Supplied entries:
++++++++++++++++++++
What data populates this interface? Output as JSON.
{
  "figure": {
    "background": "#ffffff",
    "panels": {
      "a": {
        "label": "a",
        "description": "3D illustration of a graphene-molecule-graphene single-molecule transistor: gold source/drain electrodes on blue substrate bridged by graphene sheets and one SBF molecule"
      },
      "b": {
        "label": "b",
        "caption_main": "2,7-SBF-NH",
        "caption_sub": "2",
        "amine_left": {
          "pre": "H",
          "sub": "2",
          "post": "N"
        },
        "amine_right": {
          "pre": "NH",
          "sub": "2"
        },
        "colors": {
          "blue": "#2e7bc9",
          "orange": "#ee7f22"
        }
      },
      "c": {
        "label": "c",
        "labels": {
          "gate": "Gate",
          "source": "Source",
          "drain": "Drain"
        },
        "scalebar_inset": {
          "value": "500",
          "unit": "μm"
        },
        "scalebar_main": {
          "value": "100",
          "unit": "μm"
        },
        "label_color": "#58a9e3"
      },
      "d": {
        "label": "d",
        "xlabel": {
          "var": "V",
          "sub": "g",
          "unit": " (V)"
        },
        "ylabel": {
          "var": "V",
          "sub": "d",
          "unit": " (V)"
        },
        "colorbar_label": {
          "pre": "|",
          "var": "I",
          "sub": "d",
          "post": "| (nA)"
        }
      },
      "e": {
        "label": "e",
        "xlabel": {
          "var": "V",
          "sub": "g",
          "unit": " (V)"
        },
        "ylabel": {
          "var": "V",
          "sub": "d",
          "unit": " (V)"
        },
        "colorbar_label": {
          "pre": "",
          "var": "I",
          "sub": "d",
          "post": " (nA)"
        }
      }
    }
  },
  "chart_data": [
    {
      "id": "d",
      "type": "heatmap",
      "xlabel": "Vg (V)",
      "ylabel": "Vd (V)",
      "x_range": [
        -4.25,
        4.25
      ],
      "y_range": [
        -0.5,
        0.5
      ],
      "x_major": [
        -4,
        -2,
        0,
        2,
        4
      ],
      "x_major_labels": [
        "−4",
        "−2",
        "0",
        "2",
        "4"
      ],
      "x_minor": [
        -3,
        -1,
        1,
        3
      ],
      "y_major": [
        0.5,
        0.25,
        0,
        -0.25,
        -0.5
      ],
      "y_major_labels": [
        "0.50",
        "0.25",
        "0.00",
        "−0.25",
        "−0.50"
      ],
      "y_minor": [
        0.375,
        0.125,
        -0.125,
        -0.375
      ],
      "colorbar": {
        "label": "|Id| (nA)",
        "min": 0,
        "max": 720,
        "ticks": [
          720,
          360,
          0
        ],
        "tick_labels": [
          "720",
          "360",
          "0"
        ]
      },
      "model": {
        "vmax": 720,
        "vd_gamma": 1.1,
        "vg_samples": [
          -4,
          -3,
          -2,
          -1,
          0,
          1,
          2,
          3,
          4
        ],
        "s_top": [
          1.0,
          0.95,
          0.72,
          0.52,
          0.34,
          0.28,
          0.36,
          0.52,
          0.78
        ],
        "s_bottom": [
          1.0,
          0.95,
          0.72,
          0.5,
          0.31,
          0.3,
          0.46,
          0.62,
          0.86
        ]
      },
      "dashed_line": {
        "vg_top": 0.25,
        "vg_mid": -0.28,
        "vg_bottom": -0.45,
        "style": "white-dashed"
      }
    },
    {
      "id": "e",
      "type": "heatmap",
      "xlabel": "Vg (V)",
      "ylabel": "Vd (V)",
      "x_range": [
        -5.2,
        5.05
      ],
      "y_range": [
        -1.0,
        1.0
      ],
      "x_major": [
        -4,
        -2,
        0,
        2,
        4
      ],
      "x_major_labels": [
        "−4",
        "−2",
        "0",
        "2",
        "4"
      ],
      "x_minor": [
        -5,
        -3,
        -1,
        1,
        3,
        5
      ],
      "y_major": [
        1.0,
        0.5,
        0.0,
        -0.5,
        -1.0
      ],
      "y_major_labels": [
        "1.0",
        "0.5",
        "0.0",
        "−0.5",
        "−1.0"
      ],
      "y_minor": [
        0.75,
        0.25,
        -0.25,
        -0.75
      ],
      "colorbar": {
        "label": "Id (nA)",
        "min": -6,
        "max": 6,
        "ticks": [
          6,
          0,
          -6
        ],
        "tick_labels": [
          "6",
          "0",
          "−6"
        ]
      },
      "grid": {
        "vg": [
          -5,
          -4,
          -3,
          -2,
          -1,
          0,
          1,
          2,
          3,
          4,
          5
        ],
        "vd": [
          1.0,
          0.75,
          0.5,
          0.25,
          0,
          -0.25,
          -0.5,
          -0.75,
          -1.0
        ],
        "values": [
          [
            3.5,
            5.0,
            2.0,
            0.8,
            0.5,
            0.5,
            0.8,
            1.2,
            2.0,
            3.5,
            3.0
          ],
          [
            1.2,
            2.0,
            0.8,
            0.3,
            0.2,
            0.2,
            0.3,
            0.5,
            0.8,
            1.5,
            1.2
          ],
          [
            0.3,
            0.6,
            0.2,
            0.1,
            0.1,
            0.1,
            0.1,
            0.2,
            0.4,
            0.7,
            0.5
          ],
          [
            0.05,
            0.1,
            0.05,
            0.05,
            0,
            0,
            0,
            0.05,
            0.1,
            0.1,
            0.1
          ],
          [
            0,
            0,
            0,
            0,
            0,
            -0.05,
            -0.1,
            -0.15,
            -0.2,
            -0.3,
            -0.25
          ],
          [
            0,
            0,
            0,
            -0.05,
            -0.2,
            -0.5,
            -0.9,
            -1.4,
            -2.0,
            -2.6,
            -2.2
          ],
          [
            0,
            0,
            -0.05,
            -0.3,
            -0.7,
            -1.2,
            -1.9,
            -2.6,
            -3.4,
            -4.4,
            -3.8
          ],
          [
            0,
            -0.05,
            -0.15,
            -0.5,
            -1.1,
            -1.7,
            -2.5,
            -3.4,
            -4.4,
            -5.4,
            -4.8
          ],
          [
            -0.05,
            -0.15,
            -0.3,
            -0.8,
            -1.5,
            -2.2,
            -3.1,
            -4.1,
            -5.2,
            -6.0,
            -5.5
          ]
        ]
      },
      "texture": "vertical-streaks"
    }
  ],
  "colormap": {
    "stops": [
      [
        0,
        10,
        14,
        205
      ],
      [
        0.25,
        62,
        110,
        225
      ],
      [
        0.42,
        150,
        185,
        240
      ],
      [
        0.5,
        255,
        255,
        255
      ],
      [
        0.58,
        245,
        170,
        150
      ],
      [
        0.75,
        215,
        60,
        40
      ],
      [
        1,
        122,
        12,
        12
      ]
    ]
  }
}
++++++++++++++++++++
Exercise requirements: Your task is to transcribe the material exactly.

Task answer:
What data populates this interface? Output as JSON.
{
  "figure": {
    "background": "#ffffff",
    "panels": {
      "a": {
        "label": "a",
        "description": "3D illustration of a graphene-molecule-graphene single-molecule transistor: gold source/drain electrodes on blue substrate bridged by graphene sheets and one SBF molecule"
      },
      "b": {
        "label": "b",
        "caption_main": "2,7-SBF-NH",
        "caption_sub": "2",
        "amine_left": {
          "pre": "H",
          "sub": "2",
          "post": "N"
        },
        "amine_right": {
          "pre": "NH",
          "sub": "2"
        },
        "colors": {
          "blue": "#2e7bc9",
          "orange": "#ee7f22"
        }
      },
      "c": {
        "label": "c",
        "labels": {
          "gate": "Gate",
          "source": "Source",
          "drain": "Drain"
        },
        "scalebar_inset": {
          "value": "500",
          "unit": "μm"
        },
        "scalebar_main": {
          "value": "100",
          "unit": "μm"
        },
        "label_color": "#58a9e3"
      },
      "d": {
        "label": "d",
        "xlabel": {
          "var": "V",
          "sub": "g",
          "unit": " (V)"
        },
        "ylabel": {
          "var": "V",
          "sub": "d",
          "unit": " (V)"
        },
        "colorbar_label": {
          "pre": "|",
          "var": "I",
          "sub": "d",
          "post": "| (nA)"
        }
      },
      "e": {
        "label": "e",
        "xlabel": {
          "var": "V",
          "sub": "g",
          "unit": " (V)"
        },
        "ylabel": {
          "var": "V",
          "sub": "d",
          "unit": " (V)"
        },
        "colorbar_label": {
          "pre": "",
          "var": "I",
          "sub": "d",
          "post": " (nA)"
        }
      }
    }
  },
  "chart_data": [
    {
      "id": "d",
      "type": "heatmap",
      "xlabel": "Vg (V)",
      "ylabel": "Vd (V)",
      "x_range": [
        -4.25,
        4.25
      ],
      "y_range": [
        -0.5,
        0.5
      ],
      "x_major": [
        -4,
        -2,
        0,
        2,
        4
      ],
      "x_major_labels": [
        "−4",
        "−2",
        "0",
        "2",
        "4"
      ],
      "x_minor": [
        -3,
        -1,
        1,
        3
      ],
      "y_major": [
        0.5,
        0.25,
        0,
        -0.25,
        -0.5
      ],
      "y_major_labels": [
        "0.50",
        "0.25",
        "0.00",
        "−0.25",
        "−0.50"
      ],
      "y_minor": [
        0.375,
        0.125,
        -0.125,
        -0.375
      ],
      "colorbar": {
        "label": "|Id| (nA)",
        "min": 0,
        "max": 720,
        "ticks": [
          720,
          360,
          0
        ],
        "tick_labels": [
          "720",
          "360",
          "0"
        ]
      },
      "model": {
        "vmax": 720,
        "vd_gamma": 1.1,
        "vg_samples": [
          -4,
          -3,
          -2,
          -1,
          0,
          1,
          2,
          3,
          4
        ],
        "s_top": [
          1.0,
          0.95,
          0.72,
          0.52,
          0.34,
          0.28,
          0.36,
          0.52,
          0.78
        ],
        "s_bottom": [
          1.0,
          0.95,
          0.72,
          0.5,
          0.31,
          0.3,
          0.46,
          0.62,
          0.86
        ]
      },
      "dashed_line": {
        "vg_top": 0.25,
        "vg_mid": -0.28,
        "vg_bottom": -0.45,
        "style": "white-dashed"
      }
    },
    {
      "id": "e",
      "type": "heatmap",
      "xlabel": "Vg (V)",
      "ylabel": "Vd (V)",
      "x_range": [
        -5.2,
        5.05
      ],
      "y_range": [
        -1.0,
        1.0
      ],
      "x_major": [
        -4,
        -2,
        0,
        2,
        4
      ],
      "x_major_labels": [
        "−4",
        "−2",
        "0",
        "2",
        "4"
      ],
      "x_minor": [
        -5,
        -3,
        -1,
        1,
        3,
        5
      ],
      "y_major": [
        1.0,
        0.5,
        0.0,
        -0.5,
        -1.0
      ],
      "y_major_labels": [
        "1.0",
        "0.5",
        "0.0",
        "−0.5",
        "−1.0"
      ],
      "y_minor": [
        0.75,
        0.25,
        -0.25,
        -0.75
      ],
      "colorbar": {
        "label": "Id (nA)",
        "min": -6,
        "max": 6,
        "ticks": [
          6,
          0,
          -6
        ],
        "tick_labels": [
          "6",
          "0",
          "−6"
        ]
      },
      "grid": {
        "vg": [
          -5,
          -4,
          -3,
          -2,
          -1,
          0,
          1,
          2,
          3,
          4,
          5
        ],
        "vd": [
          1.0,
          0.75,
          0.5,
          0.25,
          0,
          -0.25,
          -0.5,
          -0.75,
          -1.0
        ],
        "values": [
          [
            3.5,
            5.0,
            2.0,
            0.8,
            0.5,
            0.5,
            0.8,
            1.2,
            2.0,
            3.5,
            3.0
          ],
          [
            1.2,
            2.0,
            0.8,
            0.3,
            0.2,
            0.2,
            0.3,
            0.5,
            0.8,
            1.5,
            1.2
          ],
          [
            0.3,
            0.6,
            0.2,
            0.1,
            0.1,
            0.1,
            0.1,
            0.2,
            0.4,
            0.7,
            0.5
          ],
          [
            0.05,
            0.1,
            0.05,
            0.05,
            0,
            0,
            0,
            0.05,
            0.1,
            0.1,
            0.1
          ],
          [
            0,
            0,
            0,
            0,
            0,
            -0.05,
            -0.1,
            -0.15,
            -0.2,
            -0.3,
            -0.25
          ],
          [
            0,
            0,
            0,
            -0.05,
            -0.2,
            -0.5,
            -0.9,
            -1.4,
            -2.0,
            -2.6,
            -2.2
          ],
          [
            0,
            0,
            -0.05,
            -0.3,
            -0.7,
            -1.2,
            -1.9,
            -2.6,
            -3.4,
            -4.4,
            -3.8
          ],
          [
            0,
            -0.05,
            -0.15,
            -0.5,
            -1.1,
            -1.7,
            -2.5,
            -3.4,
            -4.4,
            -5.4,
            -4.8
          ],
          [
            -0.05,
            -0.15,
            -0.3,
            -0.8,
            -1.5,
            -2.2,
            -3.1,
            -4.1,
            -5.2,
            -6.0,
            -5.5
          ]
        ]
      },
      "texture": "vertical-streaks"
    }
  ],
  "colormap": {
    "stops": [
      [
        0,
        10,
        14,
        205
      ],
      [
        0.25,
        62,
        110,
        225
      ],
      [
        0.42,
        150,
        185,
        240
      ],
      [
        0.5,
        255,
        255,
        255
      ],
      [
        0.58,
        245,
        170,
        150
      ],
      [
        0.75,
        215,
        60,
        40
      ],
      [
        1,
        122,
        12,
        12
      ]
    ]
  }
}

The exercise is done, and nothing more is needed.